DATA IN THIS EXERCISE |
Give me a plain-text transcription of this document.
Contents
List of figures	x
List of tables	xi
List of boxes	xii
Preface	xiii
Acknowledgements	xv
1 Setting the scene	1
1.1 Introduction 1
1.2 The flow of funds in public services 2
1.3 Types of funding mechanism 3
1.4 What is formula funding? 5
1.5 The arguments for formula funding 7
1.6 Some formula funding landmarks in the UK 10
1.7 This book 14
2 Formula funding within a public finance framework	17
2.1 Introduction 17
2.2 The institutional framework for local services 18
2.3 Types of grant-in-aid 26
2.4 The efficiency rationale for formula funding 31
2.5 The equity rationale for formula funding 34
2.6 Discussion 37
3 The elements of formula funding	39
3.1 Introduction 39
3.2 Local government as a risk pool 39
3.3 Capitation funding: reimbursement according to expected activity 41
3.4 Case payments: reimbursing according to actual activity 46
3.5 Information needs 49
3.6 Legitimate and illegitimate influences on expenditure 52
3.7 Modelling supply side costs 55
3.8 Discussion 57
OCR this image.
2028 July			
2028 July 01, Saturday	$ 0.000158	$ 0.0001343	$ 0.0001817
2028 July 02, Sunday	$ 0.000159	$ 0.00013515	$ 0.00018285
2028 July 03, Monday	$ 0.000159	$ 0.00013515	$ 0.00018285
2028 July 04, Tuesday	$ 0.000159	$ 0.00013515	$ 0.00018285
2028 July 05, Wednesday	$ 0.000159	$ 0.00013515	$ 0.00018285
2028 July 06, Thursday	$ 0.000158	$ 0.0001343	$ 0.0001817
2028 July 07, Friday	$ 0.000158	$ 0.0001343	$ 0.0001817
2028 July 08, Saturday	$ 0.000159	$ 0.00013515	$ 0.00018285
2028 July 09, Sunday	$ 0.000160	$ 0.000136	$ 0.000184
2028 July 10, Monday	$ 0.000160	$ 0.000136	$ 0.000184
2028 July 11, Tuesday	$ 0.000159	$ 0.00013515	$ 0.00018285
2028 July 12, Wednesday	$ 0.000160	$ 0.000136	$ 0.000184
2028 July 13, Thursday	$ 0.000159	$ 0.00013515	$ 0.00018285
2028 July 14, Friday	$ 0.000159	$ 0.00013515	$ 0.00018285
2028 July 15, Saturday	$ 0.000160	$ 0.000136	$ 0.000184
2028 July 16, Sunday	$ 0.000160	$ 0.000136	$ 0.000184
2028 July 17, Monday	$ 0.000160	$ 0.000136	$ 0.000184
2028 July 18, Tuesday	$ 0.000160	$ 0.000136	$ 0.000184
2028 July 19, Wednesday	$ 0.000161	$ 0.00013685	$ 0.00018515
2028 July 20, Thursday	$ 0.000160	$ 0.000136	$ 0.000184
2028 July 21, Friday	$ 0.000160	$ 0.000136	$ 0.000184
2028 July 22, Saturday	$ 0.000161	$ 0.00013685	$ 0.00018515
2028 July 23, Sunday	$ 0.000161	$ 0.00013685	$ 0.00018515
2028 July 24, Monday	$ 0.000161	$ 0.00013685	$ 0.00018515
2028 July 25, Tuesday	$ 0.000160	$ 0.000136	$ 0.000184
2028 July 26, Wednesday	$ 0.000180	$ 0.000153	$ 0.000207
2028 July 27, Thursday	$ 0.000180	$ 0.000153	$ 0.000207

DESCRIPTION OF THE TASK | Locate the line with "OCR this image." in the entries above; extract it and every line after it, verbatim.

SOLUTION FOR THIS EXERCISE |
OCR this image.
2028 July			
2028 July 01, Saturday	$ 0.000158	$ 0.0001343	$ 0.0001817
2028 July 02, Sunday	$ 0.000159	$ 0.00013515	$ 0.00018285
2028 July 03, Monday	$ 0.000159	$ 0.00013515	$ 0.00018285
2028 July 04, Tuesday	$ 0.000159	$ 0.00013515	$ 0.00018285
2028 July 05, Wednesday	$ 0.000159	$ 0.00013515	$ 0.00018285
2028 July 06, Thursday	$ 0.000158	$ 0.0001343	$ 0.0001817
2028 July 07, Friday	$ 0.000158	$ 0.0001343	$ 0.0001817
2028 July 08, Saturday	$ 0.000159	$ 0.00013515	$ 0.00018285
2028 July 09, Sunday	$ 0.000160	$ 0.000136	$ 0.000184
2028 July 10, Monday	$ 0.000160	$ 0.000136	$ 0.000184
2028 July 11, Tuesday	$ 0.000159	$ 0.00013515	$ 0.00018285
2028 July 12, Wednesday	$ 0.000160	$ 0.000136	$ 0.000184
2028 July 13, Thursday	$ 0.000159	$ 0.00013515	$ 0.00018285
2028 July 14, Friday	$ 0.000159	$ 0.00013515	$ 0.00018285
2028 July 15, Saturday	$ 0.000160	$ 0.000136	$ 0.000184
2028 July 16, Sunday	$ 0.000160	$ 0.000136	$ 0.000184
2028 July 17, Monday	$ 0.000160	$ 0.000136	$ 0.000184
2028 July 18, Tuesday	$ 0.000160	$ 0.000136	$ 0.000184
2028 July 19, Wednesday	$ 0.000161	$ 0.00013685	$ 0.00018515
2028 July 20, Thursday	$ 0.000160	$ 0.000136	$ 0.000184
2028 July 21, Friday	$ 0.000160	$ 0.000136	$ 0.000184
2028 July 22, Saturday	$ 0.000161	$ 0.00013685	$ 0.00018515
2028 July 23, Sunday	$ 0.000161	$ 0.00013685	$ 0.00018515
2028 July 24, Monday	$ 0.000161	$ 0.00013685	$ 0.00018515
2028 July 25, Tuesday	$ 0.000160	$ 0.000136	$ 0.000184
2028 July 26, Wednesday	$ 0.000180	$ 0.000153	$ 0.000207
2028 July 27, Thursday	$ 0.000180	$ 0.000153	$ 0.000207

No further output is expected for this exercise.